§ Problem: Copy out the lines below, from the first one through the line with "svg-text:270: 270 bbox=[142, 640, 163, 652]", including both. Reproduce them without any changes.

§ Working data:
◆ ◆ ◆
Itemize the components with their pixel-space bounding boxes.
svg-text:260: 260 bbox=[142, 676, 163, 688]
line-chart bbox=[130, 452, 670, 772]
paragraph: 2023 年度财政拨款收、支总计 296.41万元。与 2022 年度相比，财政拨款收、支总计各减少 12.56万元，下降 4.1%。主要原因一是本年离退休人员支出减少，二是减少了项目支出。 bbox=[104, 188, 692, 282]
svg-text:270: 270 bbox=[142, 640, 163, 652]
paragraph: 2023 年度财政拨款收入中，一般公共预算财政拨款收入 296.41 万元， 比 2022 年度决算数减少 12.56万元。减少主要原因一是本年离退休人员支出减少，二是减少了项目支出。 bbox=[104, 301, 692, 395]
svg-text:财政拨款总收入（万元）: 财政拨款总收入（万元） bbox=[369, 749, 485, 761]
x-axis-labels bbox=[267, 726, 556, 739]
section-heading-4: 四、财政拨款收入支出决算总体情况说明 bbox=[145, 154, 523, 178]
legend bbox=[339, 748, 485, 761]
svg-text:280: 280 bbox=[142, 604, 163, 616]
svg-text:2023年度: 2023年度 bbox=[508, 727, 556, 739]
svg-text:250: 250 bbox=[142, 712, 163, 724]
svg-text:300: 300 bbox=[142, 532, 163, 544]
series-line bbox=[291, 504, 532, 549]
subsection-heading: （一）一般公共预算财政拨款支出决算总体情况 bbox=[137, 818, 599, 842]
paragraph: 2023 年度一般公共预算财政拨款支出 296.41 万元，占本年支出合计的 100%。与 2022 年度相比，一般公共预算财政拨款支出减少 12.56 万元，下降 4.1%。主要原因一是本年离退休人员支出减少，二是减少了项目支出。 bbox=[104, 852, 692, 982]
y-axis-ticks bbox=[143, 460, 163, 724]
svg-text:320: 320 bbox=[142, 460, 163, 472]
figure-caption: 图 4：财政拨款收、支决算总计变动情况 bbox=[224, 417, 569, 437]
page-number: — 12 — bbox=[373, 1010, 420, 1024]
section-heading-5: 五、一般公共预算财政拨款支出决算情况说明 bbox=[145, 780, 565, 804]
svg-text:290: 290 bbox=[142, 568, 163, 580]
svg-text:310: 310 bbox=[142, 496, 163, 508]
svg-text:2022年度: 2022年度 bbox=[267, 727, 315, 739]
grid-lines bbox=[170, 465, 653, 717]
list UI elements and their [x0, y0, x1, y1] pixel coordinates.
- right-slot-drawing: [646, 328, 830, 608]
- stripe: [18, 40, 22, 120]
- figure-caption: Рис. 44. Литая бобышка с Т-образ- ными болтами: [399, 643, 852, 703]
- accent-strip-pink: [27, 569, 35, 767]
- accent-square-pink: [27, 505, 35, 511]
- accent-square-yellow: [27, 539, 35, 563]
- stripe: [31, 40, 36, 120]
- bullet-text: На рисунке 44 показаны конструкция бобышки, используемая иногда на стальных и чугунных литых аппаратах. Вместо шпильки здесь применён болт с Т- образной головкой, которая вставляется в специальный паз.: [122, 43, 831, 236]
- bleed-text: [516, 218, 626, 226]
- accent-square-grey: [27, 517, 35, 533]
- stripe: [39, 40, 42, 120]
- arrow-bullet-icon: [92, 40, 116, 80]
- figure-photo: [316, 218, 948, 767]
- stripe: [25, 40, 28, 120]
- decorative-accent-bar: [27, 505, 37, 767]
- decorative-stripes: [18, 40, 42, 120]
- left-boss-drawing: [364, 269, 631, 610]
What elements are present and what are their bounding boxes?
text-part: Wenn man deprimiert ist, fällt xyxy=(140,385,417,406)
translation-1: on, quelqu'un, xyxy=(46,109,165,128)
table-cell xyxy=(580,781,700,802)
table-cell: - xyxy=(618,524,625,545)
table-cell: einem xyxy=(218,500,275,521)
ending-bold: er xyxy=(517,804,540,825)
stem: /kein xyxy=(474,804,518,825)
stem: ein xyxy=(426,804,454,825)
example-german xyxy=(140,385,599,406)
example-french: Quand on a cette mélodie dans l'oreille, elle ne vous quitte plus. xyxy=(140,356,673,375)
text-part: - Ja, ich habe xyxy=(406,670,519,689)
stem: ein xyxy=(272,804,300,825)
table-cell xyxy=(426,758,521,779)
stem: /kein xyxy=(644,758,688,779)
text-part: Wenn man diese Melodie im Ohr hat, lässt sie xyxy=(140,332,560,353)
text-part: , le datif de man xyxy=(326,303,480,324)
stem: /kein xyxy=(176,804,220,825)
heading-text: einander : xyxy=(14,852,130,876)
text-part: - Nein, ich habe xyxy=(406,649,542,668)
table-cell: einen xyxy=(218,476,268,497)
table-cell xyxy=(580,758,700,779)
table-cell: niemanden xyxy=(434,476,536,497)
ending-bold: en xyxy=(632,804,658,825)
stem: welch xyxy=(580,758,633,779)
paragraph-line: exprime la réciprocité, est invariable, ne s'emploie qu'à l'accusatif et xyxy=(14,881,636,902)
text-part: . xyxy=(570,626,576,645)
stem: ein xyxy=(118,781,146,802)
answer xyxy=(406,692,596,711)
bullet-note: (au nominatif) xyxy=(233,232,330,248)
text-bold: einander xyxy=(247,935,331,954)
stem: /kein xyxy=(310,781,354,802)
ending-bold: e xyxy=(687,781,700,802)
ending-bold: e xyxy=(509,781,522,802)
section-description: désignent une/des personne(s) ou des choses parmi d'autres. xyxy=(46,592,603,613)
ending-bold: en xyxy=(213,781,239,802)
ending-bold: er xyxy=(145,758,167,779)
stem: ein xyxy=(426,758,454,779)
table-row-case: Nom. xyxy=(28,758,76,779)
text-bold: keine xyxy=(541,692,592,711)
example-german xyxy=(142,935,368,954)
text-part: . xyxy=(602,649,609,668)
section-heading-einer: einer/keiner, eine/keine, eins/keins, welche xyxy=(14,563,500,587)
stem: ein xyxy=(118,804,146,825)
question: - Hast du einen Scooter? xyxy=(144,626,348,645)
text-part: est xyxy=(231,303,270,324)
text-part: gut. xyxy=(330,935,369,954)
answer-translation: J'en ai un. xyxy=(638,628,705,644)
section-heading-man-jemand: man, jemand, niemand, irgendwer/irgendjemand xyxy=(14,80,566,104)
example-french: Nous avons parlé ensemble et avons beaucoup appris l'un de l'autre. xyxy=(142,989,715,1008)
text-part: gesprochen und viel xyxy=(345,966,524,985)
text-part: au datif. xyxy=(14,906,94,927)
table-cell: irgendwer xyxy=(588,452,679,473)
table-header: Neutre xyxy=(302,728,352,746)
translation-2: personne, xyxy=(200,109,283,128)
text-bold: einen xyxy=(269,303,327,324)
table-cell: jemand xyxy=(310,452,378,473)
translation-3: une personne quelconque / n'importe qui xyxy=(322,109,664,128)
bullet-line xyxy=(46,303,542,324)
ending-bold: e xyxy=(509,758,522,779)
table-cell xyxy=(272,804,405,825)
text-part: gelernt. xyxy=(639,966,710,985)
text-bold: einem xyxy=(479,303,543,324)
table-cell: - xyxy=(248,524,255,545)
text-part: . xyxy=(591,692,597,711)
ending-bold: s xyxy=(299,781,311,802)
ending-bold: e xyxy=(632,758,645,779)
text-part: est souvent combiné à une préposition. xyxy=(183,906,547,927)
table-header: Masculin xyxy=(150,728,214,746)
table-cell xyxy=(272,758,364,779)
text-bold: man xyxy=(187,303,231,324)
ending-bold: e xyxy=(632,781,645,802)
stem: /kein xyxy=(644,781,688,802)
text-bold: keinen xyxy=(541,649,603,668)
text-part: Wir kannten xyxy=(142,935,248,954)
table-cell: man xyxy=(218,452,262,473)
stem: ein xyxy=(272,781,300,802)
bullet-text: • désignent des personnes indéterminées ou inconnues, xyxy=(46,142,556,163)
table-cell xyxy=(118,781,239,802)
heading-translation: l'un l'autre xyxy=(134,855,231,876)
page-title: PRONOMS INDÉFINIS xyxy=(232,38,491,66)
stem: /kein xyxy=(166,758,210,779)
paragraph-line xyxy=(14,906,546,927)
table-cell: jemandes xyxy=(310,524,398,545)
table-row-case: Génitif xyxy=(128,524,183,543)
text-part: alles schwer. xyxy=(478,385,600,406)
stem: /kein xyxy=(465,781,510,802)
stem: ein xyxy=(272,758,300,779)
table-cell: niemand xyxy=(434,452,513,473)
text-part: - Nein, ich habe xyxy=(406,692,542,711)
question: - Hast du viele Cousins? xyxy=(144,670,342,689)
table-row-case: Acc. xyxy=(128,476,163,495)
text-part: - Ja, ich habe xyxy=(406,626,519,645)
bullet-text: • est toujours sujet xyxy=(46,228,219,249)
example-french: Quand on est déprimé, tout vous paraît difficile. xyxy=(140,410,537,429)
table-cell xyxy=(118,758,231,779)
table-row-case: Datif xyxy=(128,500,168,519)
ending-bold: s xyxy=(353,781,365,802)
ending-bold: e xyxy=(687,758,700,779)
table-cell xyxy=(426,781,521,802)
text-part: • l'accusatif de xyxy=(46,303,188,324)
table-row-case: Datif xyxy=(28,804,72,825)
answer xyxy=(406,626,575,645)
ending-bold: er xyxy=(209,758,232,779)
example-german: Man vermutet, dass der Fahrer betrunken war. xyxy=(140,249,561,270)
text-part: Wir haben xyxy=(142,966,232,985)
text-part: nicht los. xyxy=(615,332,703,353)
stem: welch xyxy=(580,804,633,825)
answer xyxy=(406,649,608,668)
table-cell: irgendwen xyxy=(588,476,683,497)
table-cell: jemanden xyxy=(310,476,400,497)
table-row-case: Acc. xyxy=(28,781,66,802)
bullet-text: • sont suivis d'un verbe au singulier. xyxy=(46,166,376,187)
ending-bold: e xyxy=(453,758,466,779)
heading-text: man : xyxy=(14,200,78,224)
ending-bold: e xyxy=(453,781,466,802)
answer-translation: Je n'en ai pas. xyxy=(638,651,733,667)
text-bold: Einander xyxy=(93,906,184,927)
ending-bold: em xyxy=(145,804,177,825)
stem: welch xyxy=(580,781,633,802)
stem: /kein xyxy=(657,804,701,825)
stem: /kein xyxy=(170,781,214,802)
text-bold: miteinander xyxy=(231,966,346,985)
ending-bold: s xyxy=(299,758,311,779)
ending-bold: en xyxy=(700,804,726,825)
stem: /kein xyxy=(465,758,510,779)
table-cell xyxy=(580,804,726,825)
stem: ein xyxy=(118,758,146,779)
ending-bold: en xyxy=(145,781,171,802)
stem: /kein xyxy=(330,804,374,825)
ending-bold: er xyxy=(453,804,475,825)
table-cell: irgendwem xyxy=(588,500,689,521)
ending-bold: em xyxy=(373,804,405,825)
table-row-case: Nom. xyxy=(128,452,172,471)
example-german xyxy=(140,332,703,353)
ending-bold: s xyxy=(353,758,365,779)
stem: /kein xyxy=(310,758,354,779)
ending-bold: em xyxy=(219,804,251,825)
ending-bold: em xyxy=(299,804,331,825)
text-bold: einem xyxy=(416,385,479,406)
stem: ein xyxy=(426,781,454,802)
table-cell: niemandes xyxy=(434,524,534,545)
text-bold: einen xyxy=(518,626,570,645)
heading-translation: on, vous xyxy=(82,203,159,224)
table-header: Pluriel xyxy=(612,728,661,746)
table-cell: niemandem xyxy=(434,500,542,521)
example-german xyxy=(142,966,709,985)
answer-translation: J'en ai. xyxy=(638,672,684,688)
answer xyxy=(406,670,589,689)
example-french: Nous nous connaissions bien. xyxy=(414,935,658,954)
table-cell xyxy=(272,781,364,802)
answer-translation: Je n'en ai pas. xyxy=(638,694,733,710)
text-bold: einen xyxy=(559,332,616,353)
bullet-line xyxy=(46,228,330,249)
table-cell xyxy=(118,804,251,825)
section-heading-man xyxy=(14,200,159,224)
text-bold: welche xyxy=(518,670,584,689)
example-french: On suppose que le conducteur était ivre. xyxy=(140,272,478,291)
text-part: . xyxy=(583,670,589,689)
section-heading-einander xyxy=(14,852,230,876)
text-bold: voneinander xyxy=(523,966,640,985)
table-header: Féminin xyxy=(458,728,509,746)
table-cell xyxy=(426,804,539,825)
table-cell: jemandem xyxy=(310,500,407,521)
◆ ◆ ◆
§ Result for this exercise:
Itemize the components with their pixel-space bounding boxes.
svg-text:260: 260 bbox=[142, 676, 163, 688]
line-chart bbox=[130, 452, 670, 772]
paragraph: 2023 年度财政拨款收、支总计 296.41万元。与 2022 年度相比，财政拨款收、支总计各减少 12.56万元，下降 4.1%。主要原因一是本年离退休人员支出减少，二是减少了项目支出。 bbox=[104, 188, 692, 282]
svg-text:270: 270 bbox=[142, 640, 163, 652]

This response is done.